>> Start Provided entries

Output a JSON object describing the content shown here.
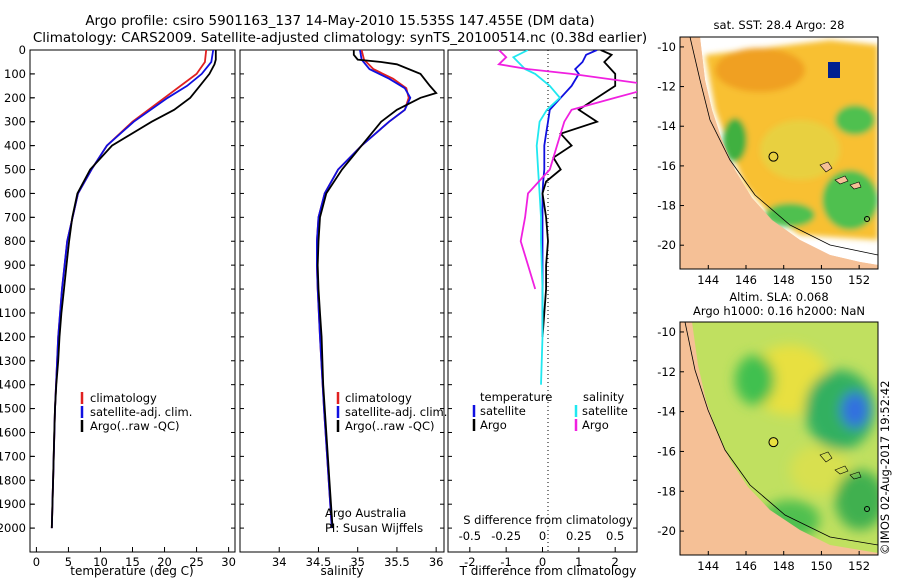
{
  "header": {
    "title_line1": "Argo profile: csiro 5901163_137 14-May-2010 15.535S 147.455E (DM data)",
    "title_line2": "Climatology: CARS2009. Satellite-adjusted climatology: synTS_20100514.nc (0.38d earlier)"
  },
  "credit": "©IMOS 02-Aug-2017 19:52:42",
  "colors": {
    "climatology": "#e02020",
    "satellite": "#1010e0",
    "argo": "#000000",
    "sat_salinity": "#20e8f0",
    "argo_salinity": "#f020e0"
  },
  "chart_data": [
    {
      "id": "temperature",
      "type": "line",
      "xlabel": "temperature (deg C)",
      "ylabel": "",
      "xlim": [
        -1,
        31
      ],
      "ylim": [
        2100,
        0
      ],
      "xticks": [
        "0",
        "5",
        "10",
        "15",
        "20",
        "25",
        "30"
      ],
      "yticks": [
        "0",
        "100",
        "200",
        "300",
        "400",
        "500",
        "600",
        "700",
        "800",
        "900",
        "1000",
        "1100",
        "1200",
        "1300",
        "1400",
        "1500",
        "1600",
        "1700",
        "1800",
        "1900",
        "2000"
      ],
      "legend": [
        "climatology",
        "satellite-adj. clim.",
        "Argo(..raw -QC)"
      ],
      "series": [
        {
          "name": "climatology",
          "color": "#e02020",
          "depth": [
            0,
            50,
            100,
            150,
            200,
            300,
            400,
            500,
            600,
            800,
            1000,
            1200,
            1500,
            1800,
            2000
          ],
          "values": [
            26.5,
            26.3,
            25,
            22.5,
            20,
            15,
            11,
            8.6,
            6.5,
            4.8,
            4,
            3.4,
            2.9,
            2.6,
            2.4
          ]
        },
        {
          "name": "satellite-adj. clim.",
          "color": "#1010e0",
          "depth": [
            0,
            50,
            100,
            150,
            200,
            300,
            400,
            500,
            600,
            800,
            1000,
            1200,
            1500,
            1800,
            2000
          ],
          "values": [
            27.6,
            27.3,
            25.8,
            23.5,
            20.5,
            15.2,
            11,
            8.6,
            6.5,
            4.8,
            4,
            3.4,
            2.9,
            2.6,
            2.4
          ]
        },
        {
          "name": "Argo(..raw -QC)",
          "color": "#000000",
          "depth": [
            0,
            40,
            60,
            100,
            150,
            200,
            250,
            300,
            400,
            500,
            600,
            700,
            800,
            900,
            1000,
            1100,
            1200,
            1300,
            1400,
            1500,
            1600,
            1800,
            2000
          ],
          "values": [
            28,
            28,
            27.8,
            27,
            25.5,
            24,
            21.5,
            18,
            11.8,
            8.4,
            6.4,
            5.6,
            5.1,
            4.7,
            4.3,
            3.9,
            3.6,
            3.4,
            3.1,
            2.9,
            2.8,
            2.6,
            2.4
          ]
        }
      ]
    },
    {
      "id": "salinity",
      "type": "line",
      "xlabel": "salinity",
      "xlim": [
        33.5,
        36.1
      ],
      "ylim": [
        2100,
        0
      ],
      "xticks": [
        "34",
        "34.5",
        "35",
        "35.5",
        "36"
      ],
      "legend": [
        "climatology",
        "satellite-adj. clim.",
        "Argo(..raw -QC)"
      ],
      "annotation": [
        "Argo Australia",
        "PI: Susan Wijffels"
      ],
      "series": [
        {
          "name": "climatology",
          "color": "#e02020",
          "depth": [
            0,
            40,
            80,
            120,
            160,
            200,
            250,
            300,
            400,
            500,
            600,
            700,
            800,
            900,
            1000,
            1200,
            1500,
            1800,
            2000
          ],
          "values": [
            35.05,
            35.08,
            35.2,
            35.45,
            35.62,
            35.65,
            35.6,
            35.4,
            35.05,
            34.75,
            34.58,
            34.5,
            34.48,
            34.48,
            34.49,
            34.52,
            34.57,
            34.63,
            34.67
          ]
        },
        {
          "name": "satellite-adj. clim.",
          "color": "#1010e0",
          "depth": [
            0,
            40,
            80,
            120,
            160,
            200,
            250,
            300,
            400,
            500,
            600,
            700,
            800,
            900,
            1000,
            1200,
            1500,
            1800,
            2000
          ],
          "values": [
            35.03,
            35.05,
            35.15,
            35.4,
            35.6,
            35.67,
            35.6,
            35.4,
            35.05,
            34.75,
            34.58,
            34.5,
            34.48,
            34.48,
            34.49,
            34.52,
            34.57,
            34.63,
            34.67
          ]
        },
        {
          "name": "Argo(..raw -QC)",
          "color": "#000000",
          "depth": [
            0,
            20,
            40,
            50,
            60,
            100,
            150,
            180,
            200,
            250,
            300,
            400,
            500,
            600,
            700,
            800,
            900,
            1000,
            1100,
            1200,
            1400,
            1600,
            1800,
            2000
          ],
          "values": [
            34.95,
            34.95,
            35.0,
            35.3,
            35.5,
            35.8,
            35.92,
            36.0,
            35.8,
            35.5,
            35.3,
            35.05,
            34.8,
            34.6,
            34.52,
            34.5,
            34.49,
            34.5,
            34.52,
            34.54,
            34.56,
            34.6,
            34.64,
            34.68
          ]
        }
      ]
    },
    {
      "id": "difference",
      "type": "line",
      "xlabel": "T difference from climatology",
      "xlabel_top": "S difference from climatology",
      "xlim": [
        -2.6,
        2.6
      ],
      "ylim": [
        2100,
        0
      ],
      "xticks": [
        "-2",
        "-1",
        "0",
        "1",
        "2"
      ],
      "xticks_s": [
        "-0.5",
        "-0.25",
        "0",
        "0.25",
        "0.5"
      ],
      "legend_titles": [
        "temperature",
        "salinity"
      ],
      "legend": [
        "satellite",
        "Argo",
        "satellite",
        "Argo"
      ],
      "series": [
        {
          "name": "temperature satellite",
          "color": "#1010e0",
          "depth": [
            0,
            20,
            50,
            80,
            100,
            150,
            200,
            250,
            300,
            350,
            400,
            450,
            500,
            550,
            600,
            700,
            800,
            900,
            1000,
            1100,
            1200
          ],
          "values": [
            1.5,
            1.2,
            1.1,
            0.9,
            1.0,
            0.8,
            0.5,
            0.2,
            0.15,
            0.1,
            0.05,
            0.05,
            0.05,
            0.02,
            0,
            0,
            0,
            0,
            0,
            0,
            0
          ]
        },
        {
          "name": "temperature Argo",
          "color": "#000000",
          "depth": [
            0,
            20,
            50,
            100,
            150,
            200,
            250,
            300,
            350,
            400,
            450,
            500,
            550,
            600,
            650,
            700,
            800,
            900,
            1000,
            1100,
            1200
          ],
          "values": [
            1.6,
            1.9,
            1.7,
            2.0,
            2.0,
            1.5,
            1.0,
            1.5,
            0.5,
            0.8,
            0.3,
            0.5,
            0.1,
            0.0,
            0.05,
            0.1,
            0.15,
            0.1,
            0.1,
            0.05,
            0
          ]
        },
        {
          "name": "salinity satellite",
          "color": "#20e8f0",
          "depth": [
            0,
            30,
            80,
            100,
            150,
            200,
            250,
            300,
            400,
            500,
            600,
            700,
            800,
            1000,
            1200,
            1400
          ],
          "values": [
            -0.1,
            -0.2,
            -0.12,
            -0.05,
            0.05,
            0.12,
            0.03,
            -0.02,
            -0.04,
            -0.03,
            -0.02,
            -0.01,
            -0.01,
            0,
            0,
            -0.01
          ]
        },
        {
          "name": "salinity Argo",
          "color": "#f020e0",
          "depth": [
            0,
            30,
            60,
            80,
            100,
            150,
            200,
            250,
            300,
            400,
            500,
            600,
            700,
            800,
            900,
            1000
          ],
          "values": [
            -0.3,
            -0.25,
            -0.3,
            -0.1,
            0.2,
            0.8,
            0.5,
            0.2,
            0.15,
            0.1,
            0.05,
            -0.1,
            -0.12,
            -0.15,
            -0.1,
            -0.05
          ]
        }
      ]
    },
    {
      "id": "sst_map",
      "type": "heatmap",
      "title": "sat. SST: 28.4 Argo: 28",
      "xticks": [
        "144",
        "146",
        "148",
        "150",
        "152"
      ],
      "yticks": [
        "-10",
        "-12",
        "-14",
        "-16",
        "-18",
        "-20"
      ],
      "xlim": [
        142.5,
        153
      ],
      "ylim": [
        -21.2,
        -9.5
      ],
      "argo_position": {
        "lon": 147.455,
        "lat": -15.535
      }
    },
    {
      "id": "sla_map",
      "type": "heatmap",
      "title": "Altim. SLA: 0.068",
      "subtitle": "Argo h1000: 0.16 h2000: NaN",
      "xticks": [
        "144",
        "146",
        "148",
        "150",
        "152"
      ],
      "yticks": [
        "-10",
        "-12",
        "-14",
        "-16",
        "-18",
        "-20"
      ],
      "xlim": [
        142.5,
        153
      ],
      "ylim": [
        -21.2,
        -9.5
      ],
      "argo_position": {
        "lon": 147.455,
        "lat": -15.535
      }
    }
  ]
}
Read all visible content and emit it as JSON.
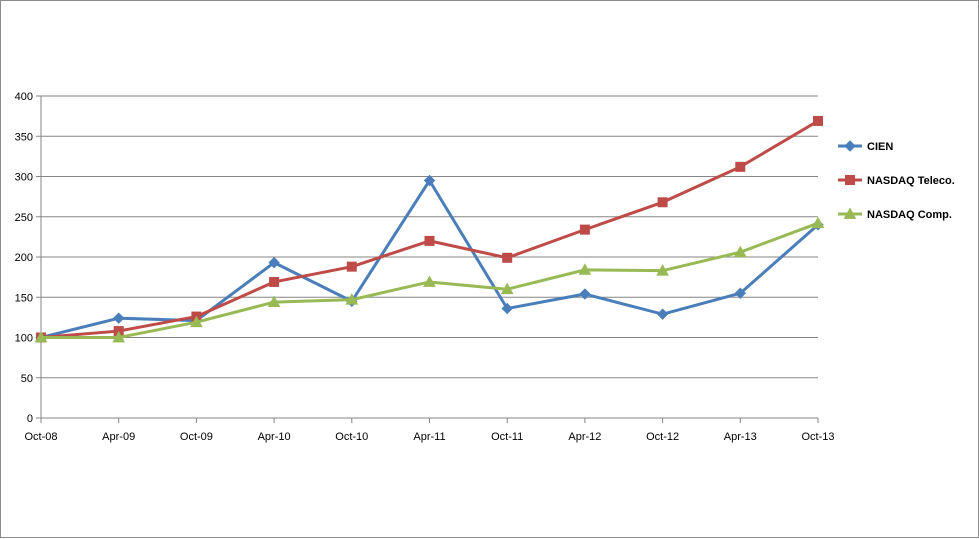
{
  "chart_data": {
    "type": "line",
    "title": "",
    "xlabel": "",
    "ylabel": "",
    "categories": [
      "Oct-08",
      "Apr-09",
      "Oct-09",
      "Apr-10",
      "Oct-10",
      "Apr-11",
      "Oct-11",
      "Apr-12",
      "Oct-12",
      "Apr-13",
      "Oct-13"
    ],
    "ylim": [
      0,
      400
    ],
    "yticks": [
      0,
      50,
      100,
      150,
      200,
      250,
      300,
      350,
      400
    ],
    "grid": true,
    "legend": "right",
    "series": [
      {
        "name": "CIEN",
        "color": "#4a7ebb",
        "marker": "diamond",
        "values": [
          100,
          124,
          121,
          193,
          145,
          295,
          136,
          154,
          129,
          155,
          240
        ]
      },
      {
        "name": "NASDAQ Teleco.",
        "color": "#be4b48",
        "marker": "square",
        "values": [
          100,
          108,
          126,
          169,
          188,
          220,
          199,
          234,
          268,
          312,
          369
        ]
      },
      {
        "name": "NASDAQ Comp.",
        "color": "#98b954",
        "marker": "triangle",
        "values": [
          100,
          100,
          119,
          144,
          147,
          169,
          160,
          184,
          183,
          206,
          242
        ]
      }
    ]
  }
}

>> End Provided entries

Given task
Determine the number of lines containing "climatology". Write only that number.

Full output
8